## Goal of the exercise
Tell how many lines in the data below hold the string "tensión"; give nothing but the number.

BEGIN Supplied information

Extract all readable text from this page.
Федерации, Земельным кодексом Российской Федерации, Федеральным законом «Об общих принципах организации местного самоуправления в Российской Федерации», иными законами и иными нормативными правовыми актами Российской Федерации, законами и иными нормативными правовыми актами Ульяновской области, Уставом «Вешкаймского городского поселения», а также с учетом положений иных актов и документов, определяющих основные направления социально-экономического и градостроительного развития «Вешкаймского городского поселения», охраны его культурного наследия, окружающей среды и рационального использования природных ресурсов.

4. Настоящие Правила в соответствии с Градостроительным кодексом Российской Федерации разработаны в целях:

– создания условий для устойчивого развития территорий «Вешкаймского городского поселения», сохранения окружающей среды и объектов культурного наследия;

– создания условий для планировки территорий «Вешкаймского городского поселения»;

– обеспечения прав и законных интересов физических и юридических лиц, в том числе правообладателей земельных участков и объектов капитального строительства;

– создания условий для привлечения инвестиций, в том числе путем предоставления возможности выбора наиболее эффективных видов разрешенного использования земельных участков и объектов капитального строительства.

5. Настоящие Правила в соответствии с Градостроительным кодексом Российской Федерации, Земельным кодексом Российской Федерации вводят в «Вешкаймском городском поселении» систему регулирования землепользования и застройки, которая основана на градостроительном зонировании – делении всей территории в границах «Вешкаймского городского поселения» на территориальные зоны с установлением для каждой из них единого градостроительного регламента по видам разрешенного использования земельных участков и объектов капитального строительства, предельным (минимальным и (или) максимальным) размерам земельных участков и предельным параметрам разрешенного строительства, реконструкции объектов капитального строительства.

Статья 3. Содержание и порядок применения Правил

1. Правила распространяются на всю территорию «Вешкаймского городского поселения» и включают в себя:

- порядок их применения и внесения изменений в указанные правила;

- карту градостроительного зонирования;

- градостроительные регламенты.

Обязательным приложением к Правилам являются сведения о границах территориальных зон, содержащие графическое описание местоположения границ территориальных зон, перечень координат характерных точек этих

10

END Supplied information
BEGIN Supplied information

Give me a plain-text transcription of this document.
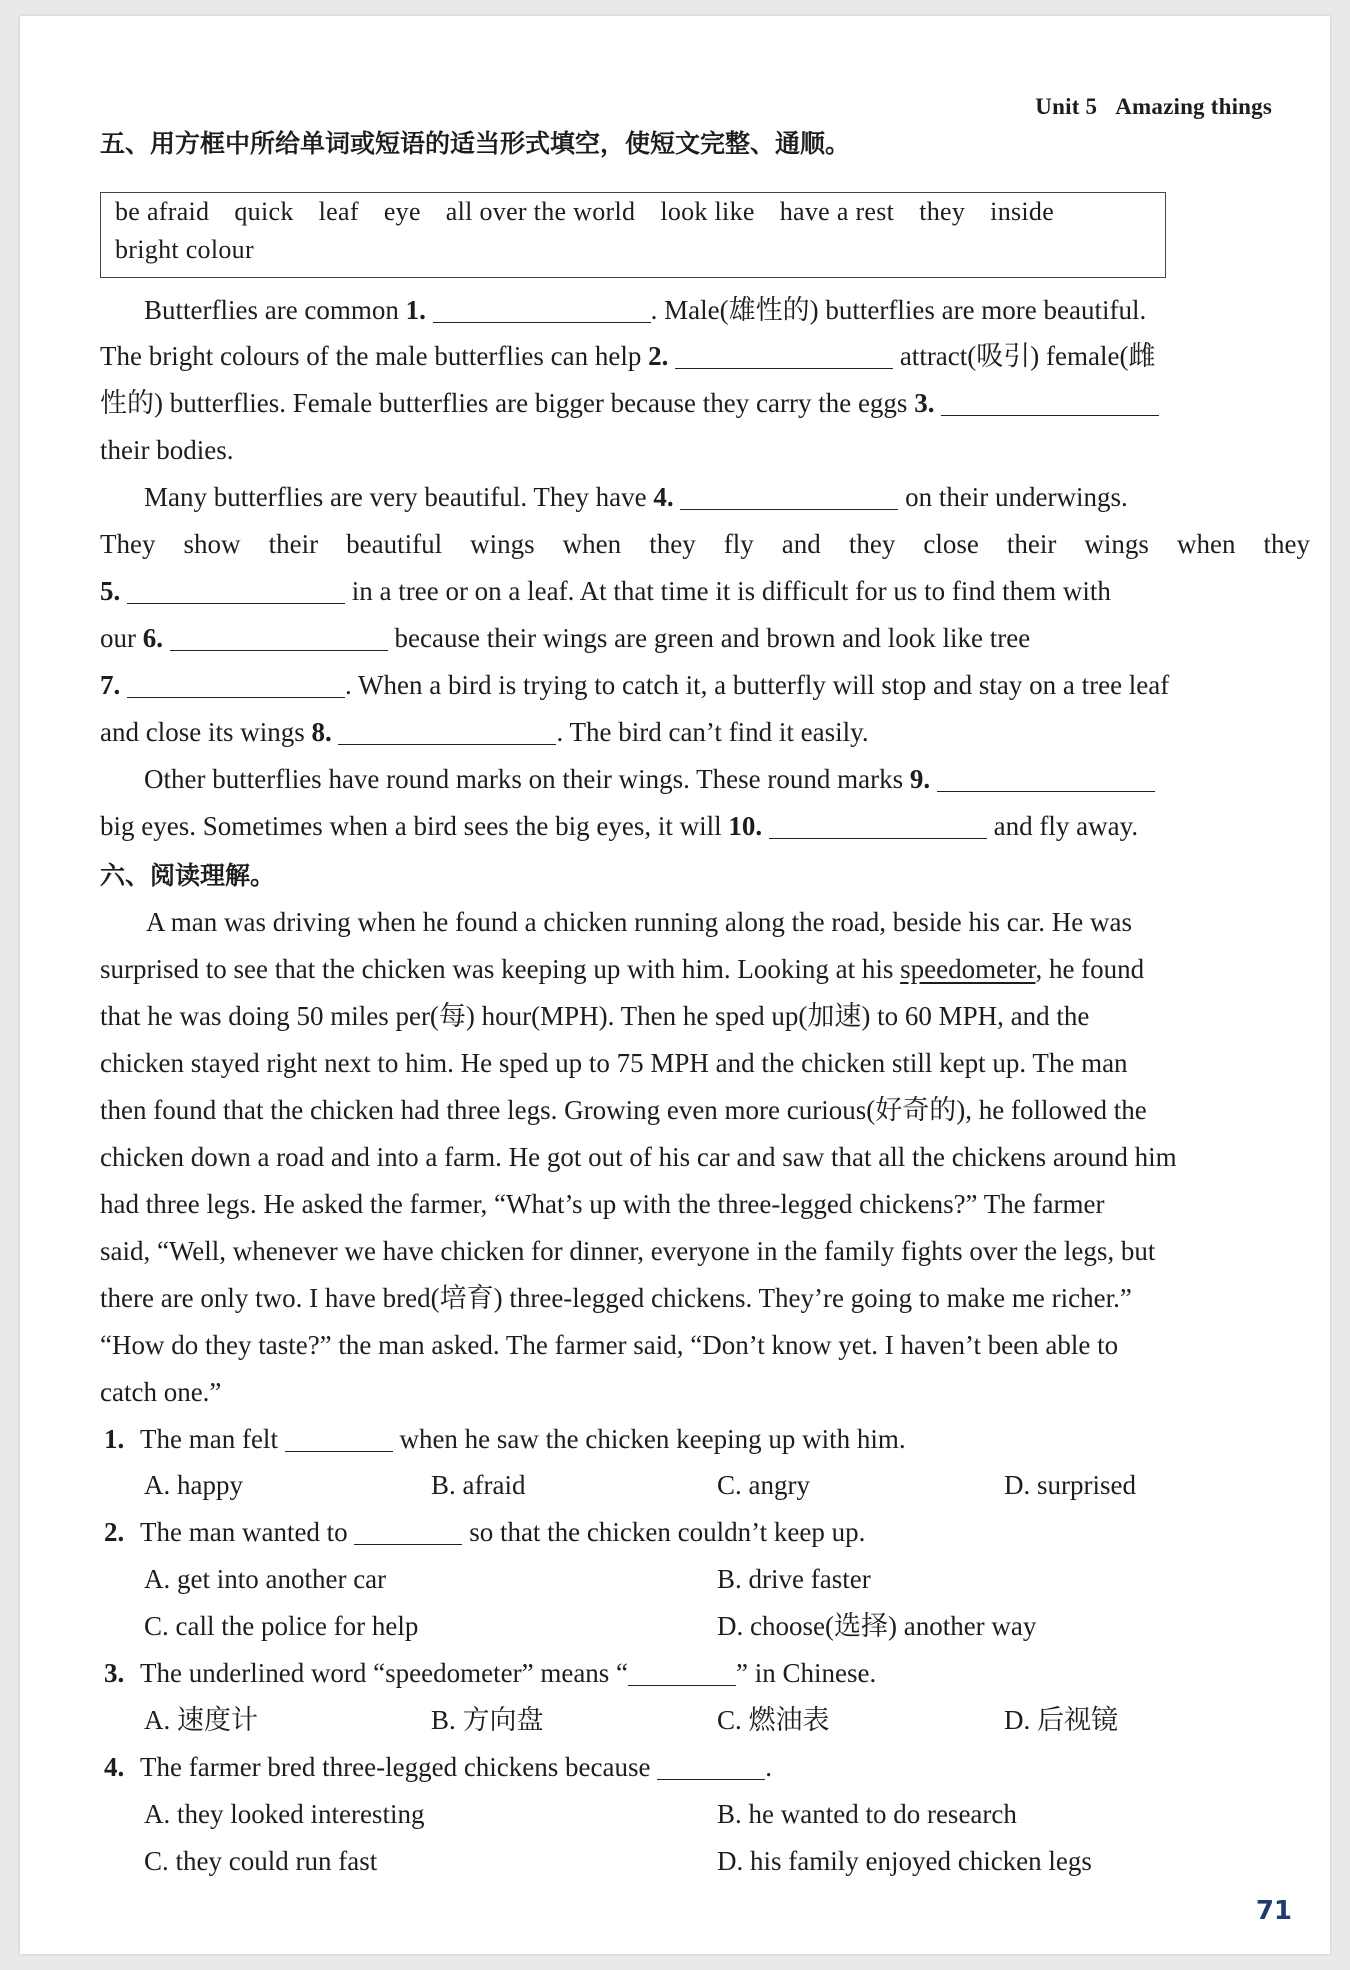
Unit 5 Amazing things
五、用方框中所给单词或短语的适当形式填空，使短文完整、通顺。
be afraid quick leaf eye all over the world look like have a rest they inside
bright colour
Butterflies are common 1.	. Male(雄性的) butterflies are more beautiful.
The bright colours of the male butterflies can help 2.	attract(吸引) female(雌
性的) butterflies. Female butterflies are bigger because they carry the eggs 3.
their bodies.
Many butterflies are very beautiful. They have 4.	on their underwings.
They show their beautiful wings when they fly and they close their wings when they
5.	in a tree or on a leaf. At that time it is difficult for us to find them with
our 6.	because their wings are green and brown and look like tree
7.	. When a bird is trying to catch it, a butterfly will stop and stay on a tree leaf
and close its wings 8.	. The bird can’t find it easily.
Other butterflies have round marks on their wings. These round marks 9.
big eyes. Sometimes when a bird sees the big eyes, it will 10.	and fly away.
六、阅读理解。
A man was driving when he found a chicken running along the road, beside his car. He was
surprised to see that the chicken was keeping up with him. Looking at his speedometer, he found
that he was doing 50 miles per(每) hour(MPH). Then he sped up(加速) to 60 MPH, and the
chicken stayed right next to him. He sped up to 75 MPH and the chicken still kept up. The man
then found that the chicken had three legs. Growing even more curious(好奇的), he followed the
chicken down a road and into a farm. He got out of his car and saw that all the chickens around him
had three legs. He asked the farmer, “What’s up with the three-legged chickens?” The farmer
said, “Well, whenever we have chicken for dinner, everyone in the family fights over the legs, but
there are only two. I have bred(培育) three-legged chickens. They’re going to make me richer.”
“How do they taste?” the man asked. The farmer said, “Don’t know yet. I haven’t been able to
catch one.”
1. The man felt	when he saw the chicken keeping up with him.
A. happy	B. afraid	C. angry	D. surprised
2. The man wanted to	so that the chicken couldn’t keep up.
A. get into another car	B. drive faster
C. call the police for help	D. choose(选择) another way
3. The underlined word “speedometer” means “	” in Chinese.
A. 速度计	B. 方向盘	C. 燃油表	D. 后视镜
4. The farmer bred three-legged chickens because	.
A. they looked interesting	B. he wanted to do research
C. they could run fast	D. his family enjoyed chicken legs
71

END Supplied information
BEGIN Supplied information

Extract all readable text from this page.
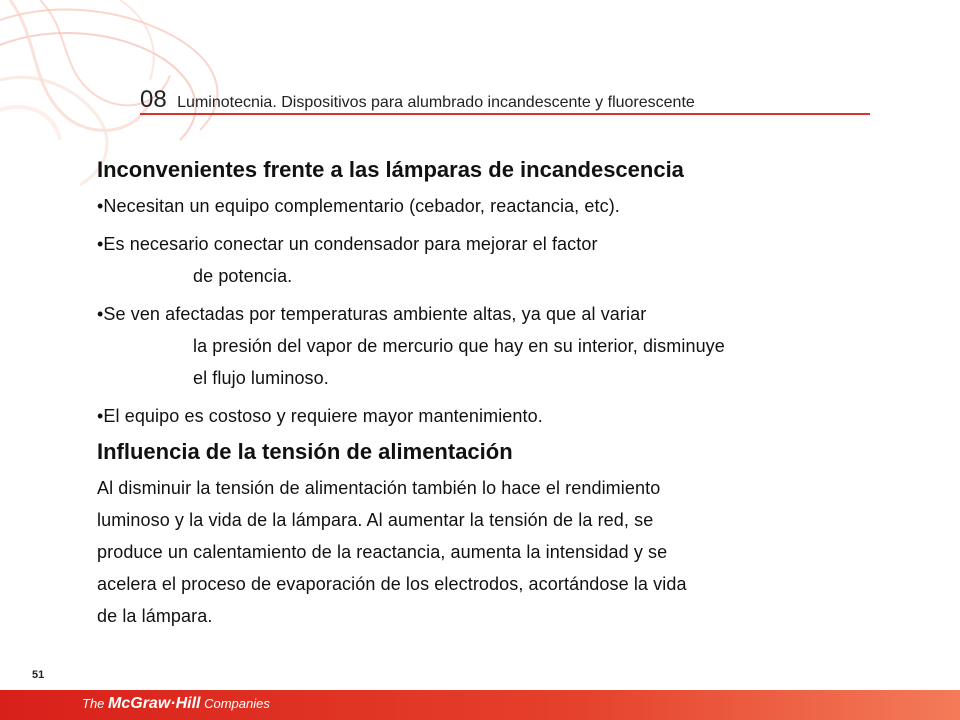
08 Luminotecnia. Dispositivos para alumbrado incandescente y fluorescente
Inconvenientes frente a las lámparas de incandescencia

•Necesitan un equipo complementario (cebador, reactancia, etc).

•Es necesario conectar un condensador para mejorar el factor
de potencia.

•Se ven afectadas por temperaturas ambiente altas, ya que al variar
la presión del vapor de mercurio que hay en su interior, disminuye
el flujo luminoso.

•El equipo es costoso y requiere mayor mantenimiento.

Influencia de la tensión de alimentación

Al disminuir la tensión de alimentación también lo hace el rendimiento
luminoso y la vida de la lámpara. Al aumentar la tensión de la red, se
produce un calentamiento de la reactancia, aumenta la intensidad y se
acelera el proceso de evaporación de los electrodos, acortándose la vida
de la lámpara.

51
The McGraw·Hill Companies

END Supplied information

## Worked answer
3